MATERIAL TO PROCESS =
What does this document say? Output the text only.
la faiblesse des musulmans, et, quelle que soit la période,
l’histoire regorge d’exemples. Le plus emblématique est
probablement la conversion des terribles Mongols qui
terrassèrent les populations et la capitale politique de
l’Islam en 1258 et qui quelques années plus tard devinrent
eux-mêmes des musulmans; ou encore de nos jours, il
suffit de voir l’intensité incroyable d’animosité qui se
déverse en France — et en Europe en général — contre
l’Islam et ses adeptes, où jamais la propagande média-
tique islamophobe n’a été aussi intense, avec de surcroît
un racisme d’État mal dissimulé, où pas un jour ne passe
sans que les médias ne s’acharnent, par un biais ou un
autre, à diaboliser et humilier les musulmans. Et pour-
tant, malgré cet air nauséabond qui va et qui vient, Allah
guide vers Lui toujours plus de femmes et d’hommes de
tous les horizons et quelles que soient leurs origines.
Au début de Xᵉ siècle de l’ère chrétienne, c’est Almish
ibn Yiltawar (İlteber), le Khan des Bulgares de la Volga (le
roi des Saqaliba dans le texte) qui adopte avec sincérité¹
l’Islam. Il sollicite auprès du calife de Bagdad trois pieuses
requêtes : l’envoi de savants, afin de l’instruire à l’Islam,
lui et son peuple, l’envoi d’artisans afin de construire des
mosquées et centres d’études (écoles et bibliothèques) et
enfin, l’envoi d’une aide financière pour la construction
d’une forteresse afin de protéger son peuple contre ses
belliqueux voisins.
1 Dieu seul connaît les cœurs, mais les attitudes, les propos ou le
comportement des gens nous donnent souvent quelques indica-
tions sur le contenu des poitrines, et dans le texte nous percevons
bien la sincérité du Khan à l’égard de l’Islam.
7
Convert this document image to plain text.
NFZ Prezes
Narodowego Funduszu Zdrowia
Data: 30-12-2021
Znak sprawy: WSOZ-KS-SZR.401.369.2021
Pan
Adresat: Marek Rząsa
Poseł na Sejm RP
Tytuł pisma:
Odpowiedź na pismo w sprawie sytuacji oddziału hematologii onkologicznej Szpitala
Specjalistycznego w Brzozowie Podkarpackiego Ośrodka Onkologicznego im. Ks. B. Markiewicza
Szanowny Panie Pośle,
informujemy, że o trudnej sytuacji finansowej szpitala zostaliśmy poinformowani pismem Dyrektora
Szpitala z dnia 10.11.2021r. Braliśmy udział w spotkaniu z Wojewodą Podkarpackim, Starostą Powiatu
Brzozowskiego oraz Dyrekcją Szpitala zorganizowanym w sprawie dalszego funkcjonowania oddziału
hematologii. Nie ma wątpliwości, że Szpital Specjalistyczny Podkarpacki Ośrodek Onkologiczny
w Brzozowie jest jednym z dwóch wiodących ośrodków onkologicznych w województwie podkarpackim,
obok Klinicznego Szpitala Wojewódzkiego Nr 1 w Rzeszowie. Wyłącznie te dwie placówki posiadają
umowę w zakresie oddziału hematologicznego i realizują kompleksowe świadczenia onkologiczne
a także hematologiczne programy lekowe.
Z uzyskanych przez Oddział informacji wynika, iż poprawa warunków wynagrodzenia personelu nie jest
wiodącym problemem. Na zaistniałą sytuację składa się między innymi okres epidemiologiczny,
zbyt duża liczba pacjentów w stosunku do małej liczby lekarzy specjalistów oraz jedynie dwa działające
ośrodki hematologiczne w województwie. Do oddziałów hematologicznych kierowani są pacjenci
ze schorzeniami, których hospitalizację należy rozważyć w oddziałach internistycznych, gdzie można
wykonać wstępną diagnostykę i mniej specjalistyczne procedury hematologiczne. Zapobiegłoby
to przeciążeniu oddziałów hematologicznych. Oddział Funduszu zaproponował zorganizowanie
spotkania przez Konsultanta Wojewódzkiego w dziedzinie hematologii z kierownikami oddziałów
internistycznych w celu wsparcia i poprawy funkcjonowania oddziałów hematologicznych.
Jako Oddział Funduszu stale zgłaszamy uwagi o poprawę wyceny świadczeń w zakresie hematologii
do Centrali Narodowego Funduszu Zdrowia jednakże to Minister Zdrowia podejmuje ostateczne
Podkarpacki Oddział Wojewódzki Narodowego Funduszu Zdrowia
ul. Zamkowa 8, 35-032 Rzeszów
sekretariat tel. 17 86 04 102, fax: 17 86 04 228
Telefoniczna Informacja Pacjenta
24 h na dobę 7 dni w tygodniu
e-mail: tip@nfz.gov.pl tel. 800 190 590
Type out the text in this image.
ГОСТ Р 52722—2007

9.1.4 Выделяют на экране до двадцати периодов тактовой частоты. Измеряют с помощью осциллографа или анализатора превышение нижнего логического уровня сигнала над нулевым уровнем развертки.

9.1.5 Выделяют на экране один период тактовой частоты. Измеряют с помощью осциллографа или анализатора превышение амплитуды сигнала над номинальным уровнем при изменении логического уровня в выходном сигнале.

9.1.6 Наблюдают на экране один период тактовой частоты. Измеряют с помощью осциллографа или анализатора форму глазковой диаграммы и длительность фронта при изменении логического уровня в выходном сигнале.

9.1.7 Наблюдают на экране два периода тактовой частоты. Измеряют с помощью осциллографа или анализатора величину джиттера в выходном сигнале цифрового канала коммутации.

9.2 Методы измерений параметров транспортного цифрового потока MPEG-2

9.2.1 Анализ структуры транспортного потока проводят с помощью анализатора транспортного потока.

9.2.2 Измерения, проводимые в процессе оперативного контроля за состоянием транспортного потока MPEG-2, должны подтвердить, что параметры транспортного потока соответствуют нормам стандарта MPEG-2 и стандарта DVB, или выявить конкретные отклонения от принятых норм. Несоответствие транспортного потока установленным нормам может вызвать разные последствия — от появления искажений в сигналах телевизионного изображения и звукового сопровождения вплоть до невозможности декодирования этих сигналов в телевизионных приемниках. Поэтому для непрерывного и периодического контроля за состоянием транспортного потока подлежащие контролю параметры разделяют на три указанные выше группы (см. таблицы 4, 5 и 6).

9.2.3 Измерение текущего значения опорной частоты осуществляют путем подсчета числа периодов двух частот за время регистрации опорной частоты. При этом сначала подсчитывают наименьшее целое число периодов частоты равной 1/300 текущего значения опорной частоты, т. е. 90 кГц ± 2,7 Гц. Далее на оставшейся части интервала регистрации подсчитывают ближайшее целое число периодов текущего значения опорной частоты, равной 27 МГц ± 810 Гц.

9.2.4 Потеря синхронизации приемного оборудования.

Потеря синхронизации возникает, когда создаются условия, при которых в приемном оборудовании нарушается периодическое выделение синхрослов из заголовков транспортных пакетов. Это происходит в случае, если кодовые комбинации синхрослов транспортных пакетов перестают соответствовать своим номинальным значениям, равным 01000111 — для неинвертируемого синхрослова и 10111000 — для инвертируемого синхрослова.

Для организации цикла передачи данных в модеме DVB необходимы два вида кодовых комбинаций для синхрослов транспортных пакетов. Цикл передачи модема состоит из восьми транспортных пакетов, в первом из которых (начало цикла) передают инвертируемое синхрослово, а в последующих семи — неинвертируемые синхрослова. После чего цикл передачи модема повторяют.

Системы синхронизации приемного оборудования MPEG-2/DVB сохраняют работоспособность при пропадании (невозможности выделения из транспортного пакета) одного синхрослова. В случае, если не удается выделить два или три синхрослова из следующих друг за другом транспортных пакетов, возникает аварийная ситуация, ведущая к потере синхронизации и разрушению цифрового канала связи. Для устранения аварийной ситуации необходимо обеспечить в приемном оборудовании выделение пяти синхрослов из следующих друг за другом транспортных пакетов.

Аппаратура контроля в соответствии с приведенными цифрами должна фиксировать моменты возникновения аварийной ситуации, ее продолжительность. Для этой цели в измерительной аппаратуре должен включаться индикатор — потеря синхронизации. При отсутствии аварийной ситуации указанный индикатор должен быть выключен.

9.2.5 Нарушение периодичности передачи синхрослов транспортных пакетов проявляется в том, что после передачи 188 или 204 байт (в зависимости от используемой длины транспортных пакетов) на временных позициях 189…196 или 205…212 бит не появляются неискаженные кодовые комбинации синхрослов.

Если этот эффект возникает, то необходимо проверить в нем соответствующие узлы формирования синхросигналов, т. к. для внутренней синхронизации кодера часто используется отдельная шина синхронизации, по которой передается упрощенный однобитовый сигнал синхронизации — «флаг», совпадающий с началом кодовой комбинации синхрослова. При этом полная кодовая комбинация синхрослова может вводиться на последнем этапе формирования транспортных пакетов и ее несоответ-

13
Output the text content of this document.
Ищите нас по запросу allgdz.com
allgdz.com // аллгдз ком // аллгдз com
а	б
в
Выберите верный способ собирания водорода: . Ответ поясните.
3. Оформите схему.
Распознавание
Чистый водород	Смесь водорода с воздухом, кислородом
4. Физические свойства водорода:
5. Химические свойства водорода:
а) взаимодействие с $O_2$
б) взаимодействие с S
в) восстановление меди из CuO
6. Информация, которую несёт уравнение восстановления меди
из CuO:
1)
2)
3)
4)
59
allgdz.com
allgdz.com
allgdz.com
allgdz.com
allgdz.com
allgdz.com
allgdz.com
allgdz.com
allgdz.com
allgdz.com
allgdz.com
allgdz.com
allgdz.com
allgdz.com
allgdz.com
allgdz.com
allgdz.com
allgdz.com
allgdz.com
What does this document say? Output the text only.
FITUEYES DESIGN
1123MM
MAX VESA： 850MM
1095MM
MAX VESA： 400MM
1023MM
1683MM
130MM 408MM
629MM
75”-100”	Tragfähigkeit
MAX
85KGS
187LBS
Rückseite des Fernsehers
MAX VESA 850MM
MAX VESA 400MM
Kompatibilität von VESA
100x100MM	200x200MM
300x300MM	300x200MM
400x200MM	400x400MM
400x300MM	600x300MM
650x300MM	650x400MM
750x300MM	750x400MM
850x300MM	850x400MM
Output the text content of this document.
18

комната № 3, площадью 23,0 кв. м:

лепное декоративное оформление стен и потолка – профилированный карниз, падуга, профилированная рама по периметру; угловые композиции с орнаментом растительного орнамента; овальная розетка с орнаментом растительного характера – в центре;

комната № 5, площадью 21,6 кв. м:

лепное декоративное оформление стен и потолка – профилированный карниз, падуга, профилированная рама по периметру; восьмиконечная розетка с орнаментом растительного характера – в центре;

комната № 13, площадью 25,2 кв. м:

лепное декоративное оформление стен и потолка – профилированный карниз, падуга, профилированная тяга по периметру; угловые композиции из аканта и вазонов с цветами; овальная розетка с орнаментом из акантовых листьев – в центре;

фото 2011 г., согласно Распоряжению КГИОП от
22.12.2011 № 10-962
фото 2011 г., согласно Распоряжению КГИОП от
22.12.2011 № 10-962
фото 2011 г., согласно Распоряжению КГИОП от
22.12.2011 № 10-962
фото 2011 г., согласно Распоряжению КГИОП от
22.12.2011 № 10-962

AIM =
Across the records, count the lines holding the string "выходном". Give the number and stop.

EXERCISE SOLUTION =
3